# Goal
Copy each record exactly as it reads, leaving out any pictures it holds.

# Data entries
::::::

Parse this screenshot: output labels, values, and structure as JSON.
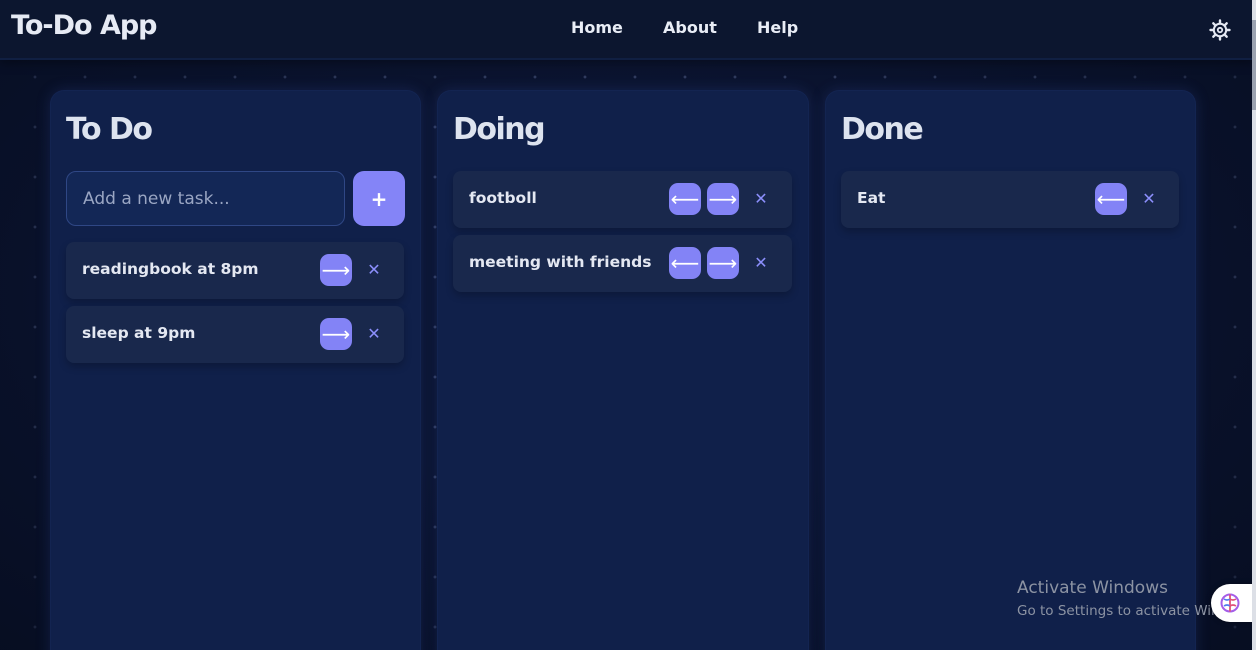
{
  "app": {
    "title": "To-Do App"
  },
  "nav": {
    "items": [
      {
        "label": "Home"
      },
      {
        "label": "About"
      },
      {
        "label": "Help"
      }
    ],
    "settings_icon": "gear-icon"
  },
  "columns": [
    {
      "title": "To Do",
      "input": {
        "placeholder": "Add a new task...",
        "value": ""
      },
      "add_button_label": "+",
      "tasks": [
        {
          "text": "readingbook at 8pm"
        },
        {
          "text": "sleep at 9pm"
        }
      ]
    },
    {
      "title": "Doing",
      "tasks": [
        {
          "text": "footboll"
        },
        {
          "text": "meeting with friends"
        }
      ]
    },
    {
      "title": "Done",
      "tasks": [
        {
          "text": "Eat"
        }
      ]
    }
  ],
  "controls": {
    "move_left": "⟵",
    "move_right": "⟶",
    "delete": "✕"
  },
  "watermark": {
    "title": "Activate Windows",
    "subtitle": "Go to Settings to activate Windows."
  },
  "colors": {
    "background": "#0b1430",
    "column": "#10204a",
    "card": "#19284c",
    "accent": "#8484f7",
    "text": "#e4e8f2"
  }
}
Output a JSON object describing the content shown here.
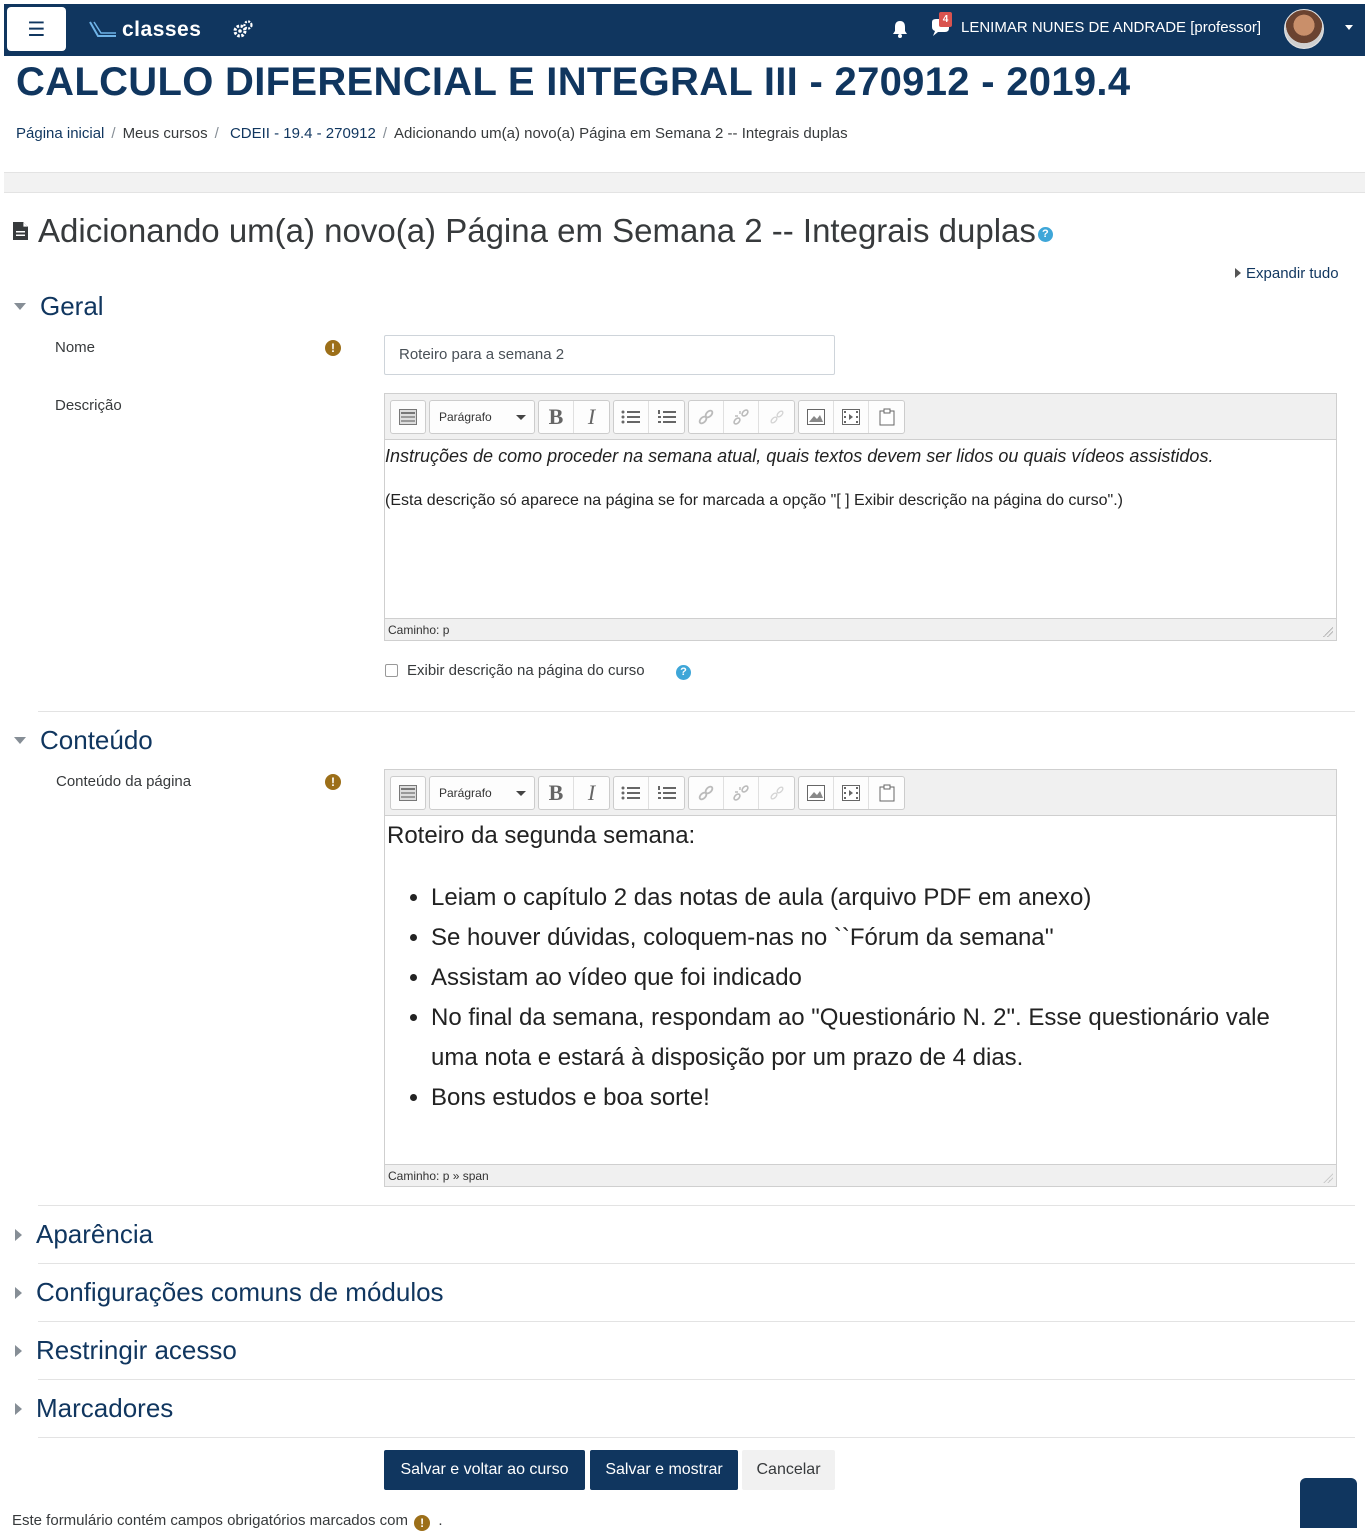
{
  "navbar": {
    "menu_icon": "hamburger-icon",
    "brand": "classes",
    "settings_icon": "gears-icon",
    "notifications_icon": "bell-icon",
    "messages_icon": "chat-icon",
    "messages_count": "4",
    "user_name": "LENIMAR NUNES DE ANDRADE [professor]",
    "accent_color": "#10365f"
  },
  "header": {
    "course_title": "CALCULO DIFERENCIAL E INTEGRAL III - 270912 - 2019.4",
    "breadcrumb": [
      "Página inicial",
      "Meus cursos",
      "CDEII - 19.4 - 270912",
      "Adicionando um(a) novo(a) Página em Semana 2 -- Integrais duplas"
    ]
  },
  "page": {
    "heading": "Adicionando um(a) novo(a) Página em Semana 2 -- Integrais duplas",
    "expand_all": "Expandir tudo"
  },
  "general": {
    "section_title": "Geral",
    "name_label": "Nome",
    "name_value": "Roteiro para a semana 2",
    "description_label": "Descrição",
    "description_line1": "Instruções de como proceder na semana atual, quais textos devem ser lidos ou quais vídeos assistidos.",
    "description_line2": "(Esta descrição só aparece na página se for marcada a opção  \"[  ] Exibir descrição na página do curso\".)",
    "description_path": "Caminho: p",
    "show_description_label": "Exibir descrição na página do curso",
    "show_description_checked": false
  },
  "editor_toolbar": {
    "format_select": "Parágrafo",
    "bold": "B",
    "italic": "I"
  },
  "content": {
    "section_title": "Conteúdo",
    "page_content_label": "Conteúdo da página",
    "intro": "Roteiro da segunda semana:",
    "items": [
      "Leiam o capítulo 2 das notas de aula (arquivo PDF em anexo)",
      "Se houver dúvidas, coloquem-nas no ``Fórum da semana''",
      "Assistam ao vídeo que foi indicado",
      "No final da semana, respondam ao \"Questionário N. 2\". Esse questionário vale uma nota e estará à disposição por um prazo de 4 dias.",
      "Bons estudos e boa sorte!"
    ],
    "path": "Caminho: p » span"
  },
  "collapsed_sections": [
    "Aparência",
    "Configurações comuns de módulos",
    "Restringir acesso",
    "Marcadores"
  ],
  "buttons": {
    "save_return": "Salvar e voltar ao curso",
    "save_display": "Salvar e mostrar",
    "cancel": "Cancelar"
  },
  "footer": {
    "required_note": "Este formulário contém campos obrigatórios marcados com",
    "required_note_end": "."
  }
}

::::::

# Written response
Parse this screenshot: output labels, values, and structure as JSON.
{
  "app": {
    "title": "To-Do App"
  },
  "nav": {
    "items": [
      {
        "label": "Home"
      },
      {
        "label": "About"
      },
      {
        "label": "Help"
      }
    ],
    "settings_icon": "gear-icon"
  },
  "columns": [
    {
      "title": "To Do",
      "input": {
        "placeholder": "Add a new task...",
        "value": ""
      },
      "add_button_label": "+",
      "tasks": [
        {
          "text": "readingbook at 8pm"
        },
        {
          "text": "sleep at 9pm"
        }
      ]
    },
    {
      "title": "Doing",
      "tasks": [
        {
          "text": "footboll"
        },
        {
          "text": "meeting with friends"
        }
      ]
    },
    {
      "title": "Done",
      "tasks": [
        {
          "text": "Eat"
        }
      ]
    }
  ],
  "controls": {
    "move_left": "⟵",
    "move_right": "⟶",
    "delete": "✕"
  },
  "watermark": {
    "title": "Activate Windows",
    "subtitle": "Go to Settings to activate Windows."
  },
  "colors": {
    "background": "#0b1430",
    "column": "#10204a",
    "card": "#19284c",
    "accent": "#8484f7",
    "text": "#e4e8f2"
  }
}
Output a JSON object describing the content shown here.
{
  "navbar": {
    "menu_icon": "hamburger-icon",
    "brand": "classes",
    "settings_icon": "gears-icon",
    "notifications_icon": "bell-icon",
    "messages_icon": "chat-icon",
    "messages_count": "4",
    "user_name": "LENIMAR NUNES DE ANDRADE [professor]",
    "accent_color": "#10365f"
  },
  "header": {
    "course_title": "CALCULO DIFERENCIAL E INTEGRAL III - 270912 - 2019.4",
    "breadcrumb": [
      "Página inicial",
      "Meus cursos",
      "CDEII - 19.4 - 270912",
      "Adicionando um(a) novo(a) Página em Semana 2 -- Integrais duplas"
    ]
  },
  "page": {
    "heading": "Adicionando um(a) novo(a) Página em Semana 2 -- Integrais duplas",
    "expand_all": "Expandir tudo"
  },
  "general": {
    "section_title": "Geral",
    "name_label": "Nome",
    "name_value": "Roteiro para a semana 2",
    "description_label": "Descrição",
    "description_line1": "Instruções de como proceder na semana atual, quais textos devem ser lidos ou quais vídeos assistidos.",
    "description_line2": "(Esta descrição só aparece na página se for marcada a opção  \"[  ] Exibir descrição na página do curso\".)",
    "description_path": "Caminho: p",
    "show_description_label": "Exibir descrição na página do curso",
    "show_description_checked": false
  },
  "editor_toolbar": {
    "format_select": "Parágrafo",
    "bold": "B",
    "italic": "I"
  },
  "content": {
    "section_title": "Conteúdo",
    "page_content_label": "Conteúdo da página",
    "intro": "Roteiro da segunda semana:",
    "items": [
      "Leiam o capítulo 2 das notas de aula (arquivo PDF em anexo)",
      "Se houver dúvidas, coloquem-nas no ``Fórum da semana''",
      "Assistam ao vídeo que foi indicado",
      "No final da semana, respondam ao \"Questionário N. 2\". Esse questionário vale uma nota e estará à disposição por um prazo de 4 dias.",
      "Bons estudos e boa sorte!"
    ],
    "path": "Caminho: p » span"
  },
  "collapsed_sections": [
    "Aparência",
    "Configurações comuns de módulos",
    "Restringir acesso",
    "Marcadores"
  ],
  "buttons": {
    "save_return": "Salvar e voltar ao curso",
    "save_display": "Salvar e mostrar",
    "cancel": "Cancelar"
  },
  "footer": {
    "required_note": "Este formulário contém campos obrigatórios marcados com",
    "required_note_end": "."
  }
}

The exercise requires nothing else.